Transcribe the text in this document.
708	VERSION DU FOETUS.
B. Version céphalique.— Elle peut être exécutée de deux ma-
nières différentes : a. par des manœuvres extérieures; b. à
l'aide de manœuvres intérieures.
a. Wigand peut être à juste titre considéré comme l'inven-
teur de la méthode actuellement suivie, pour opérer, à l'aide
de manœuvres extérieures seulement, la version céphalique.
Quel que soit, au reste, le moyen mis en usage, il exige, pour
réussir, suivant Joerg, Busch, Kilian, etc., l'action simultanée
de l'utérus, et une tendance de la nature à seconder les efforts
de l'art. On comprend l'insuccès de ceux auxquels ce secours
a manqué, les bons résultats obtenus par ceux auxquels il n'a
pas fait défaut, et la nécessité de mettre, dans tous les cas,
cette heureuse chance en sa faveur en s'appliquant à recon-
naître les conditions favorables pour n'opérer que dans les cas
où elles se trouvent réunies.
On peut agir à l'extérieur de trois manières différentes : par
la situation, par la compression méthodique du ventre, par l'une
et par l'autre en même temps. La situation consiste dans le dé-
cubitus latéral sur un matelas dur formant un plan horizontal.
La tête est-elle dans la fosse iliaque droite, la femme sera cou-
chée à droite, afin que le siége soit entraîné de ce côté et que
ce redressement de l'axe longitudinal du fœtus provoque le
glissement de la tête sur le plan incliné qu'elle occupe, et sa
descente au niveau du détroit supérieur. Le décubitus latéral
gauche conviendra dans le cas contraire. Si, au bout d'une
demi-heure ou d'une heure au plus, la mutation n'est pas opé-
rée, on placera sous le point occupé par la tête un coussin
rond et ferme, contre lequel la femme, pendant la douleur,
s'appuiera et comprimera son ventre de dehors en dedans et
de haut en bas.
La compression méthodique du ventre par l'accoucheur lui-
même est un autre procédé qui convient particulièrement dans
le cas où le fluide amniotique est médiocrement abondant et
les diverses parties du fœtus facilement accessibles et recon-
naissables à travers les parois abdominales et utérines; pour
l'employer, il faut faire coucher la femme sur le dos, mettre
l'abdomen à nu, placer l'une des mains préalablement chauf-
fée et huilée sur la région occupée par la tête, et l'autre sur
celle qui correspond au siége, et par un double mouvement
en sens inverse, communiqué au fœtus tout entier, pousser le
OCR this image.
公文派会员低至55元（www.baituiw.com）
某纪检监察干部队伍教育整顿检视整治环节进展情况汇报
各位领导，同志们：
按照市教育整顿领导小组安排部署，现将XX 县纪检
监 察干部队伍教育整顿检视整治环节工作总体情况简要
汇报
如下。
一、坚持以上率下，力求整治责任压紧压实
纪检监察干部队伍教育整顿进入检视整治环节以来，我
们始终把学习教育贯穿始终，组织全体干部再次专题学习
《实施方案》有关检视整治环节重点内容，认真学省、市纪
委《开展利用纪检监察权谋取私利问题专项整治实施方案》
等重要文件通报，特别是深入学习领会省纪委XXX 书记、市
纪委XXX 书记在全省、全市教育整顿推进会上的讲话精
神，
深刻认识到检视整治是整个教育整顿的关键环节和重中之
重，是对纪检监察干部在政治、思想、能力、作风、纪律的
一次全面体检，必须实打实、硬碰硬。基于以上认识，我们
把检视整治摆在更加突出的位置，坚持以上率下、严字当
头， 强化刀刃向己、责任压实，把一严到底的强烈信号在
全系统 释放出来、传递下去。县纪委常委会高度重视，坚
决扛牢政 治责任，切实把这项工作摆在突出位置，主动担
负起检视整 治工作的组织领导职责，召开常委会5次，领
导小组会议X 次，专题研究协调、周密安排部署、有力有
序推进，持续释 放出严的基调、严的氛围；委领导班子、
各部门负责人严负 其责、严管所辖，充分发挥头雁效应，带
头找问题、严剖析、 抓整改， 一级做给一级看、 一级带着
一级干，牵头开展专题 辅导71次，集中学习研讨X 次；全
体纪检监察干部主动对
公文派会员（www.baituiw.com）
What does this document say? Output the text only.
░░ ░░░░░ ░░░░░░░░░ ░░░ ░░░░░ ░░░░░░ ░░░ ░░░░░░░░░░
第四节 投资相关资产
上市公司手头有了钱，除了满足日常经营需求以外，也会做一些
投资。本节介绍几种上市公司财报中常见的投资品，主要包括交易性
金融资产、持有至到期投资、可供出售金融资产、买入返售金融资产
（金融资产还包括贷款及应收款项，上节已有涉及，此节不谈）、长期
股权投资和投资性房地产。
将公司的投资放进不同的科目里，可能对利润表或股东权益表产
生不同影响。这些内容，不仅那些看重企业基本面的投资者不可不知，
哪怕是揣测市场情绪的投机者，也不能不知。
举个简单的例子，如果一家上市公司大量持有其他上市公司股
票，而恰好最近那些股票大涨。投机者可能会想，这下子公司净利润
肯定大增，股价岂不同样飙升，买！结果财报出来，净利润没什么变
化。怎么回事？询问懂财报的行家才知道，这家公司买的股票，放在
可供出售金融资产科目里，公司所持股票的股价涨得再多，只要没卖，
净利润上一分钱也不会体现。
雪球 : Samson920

****************************************

◆ TASK BRIEF
Your task is to repeat the data exactly, with nothing left out.

◆ EXPECTED OUTPUT
Transcribe the text in this document.
708	VERSION DU FOETUS.
B. Version céphalique.— Elle peut être exécutée de deux ma-
nières différentes : a. par des manœuvres extérieures; b. à
l'aide de manœuvres intérieures.
a. Wigand peut être à juste titre considéré comme l'inven-
teur de la méthode actuellement suivie, pour opérer, à l'aide
de manœuvres extérieures seulement, la version céphalique.
Quel que soit, au reste, le moyen mis en usage, il exige, pour
réussir, suivant Joerg, Busch, Kilian, etc., l'action simultanée
de l'utérus, et une tendance de la nature à seconder les efforts
de l'art. On comprend l'insuccès de ceux auxquels ce secours
a manqué, les bons résultats obtenus par ceux auxquels il n'a
pas fait défaut, et la nécessité de mettre, dans tous les cas,
cette heureuse chance en sa faveur en s'appliquant à recon-
naître les conditions favorables pour n'opérer que dans les cas
où elles se trouvent réunies.
On peut agir à l'extérieur de trois manières différentes : par
la situation, par la compression méthodique du ventre, par l'une
et par l'autre en même temps. La situation consiste dans le dé-
cubitus latéral sur un matelas dur formant un plan horizontal.
La tête est-elle dans la fosse iliaque droite, la femme sera cou-
chée à droite, afin que le siége soit entraîné de ce côté et que
ce redressement de l'axe longitudinal du fœtus provoque le
glissement de la tête sur le plan incliné qu'elle occupe, et sa
descente au niveau du détroit supérieur. Le décubitus latéral
gauche conviendra dans le cas contraire. Si, au bout d'une
demi-heure ou d'une heure au plus, la mutation n'est pas opé-
rée, on placera sous le point occupé par la tête un coussin
rond et ferme, contre lequel la femme, pendant la douleur,
s'appuiera et comprimera son ventre de dehors en dedans et
de haut en bas.
La compression méthodique du ventre par l'accoucheur lui-
même est un autre procédé qui convient particulièrement dans
le cas où le fluide amniotique est médiocrement abondant et
les diverses parties du fœtus facilement accessibles et recon-
naissables à travers les parois abdominales et utérines; pour
l'employer, il faut faire coucher la femme sur le dos, mettre
l'abdomen à nu, placer l'une des mains préalablement chauf-
fée et huilée sur la région occupée par la tête, et l'autre sur
celle qui correspond au siége, et par un double mouvement
en sens inverse, communiqué au fœtus tout entier, pousser le
OCR this image.
公文派会员低至55元（www.baituiw.com）
某纪检监察干部队伍教育整顿检视整治环节进展情况汇报
各位领导，同志们：
按照市教育整顿领导小组安排部署，现将XX 县纪检
监 察干部队伍教育整顿检视整治环节工作总体情况简要
汇报
如下。
一、坚持以上率下，力求整治责任压紧压实
纪检监察干部队伍教育整顿进入检视整治环节以来，我
们始终把学习教育贯穿始终，组织全体干部再次专题学习
《实施方案》有关检视整治环节重点内容，认真学省、市纪
委《开展利用纪检监察权谋取私利问题专项整治实施方案》
等重要文件通报，特别是深入学习领会省纪委XXX 书记、市
纪委XXX 书记在全省、全市教育整顿推进会上的讲话精
神，
深刻认识到检视整治是整个教育整顿的关键环节和重中之
重，是对纪检监察干部在政治、思想、能力、作风、纪律的
一次全面体检，必须实打实、硬碰硬。基于以上认识，我们
把检视整治摆在更加突出的位置，坚持以上率下、严字当
头， 强化刀刃向己、责任压实，把一严到底的强烈信号在
全系统 释放出来、传递下去。县纪委常委会高度重视，坚
决扛牢政 治责任，切实把这项工作摆在突出位置，主动担
负起检视整 治工作的组织领导职责，召开常委会5次，领
导小组会议X 次，专题研究协调、周密安排部署、有力有
序推进，持续释 放出严的基调、严的氛围；委领导班子、
各部门负责人严负 其责、严管所辖，充分发挥头雁效应，带
头找问题、严剖析、 抓整改， 一级做给一级看、 一级带着
一级干，牵头开展专题 辅导71次，集中学习研讨X 次；全
体纪检监察干部主动对
公文派会员（www.baituiw.com）
What does this document say? Output the text only.
░░ ░░░░░ ░░░░░░░░░ ░░░ ░░░░░ ░░░░░░ ░░░ ░░░░░░░░░░
第四节 投资相关资产
上市公司手头有了钱，除了满足日常经营需求以外，也会做一些
投资。本节介绍几种上市公司财报中常见的投资品，主要包括交易性
金融资产、持有至到期投资、可供出售金融资产、买入返售金融资产
（金融资产还包括贷款及应收款项，上节已有涉及，此节不谈）、长期
股权投资和投资性房地产。
将公司的投资放进不同的科目里，可能对利润表或股东权益表产
生不同影响。这些内容，不仅那些看重企业基本面的投资者不可不知，
哪怕是揣测市场情绪的投机者，也不能不知。
举个简单的例子，如果一家上市公司大量持有其他上市公司股
票，而恰好最近那些股票大涨。投机者可能会想，这下子公司净利润
肯定大增，股价岂不同样飙升，买！结果财报出来，净利润没什么变
化。怎么回事？询问懂财报的行家才知道，这家公司买的股票，放在
可供出售金融资产科目里，公司所持股票的股价涨得再多，只要没卖，
净利润上一分钱也不会体现。
雪球 : Samson920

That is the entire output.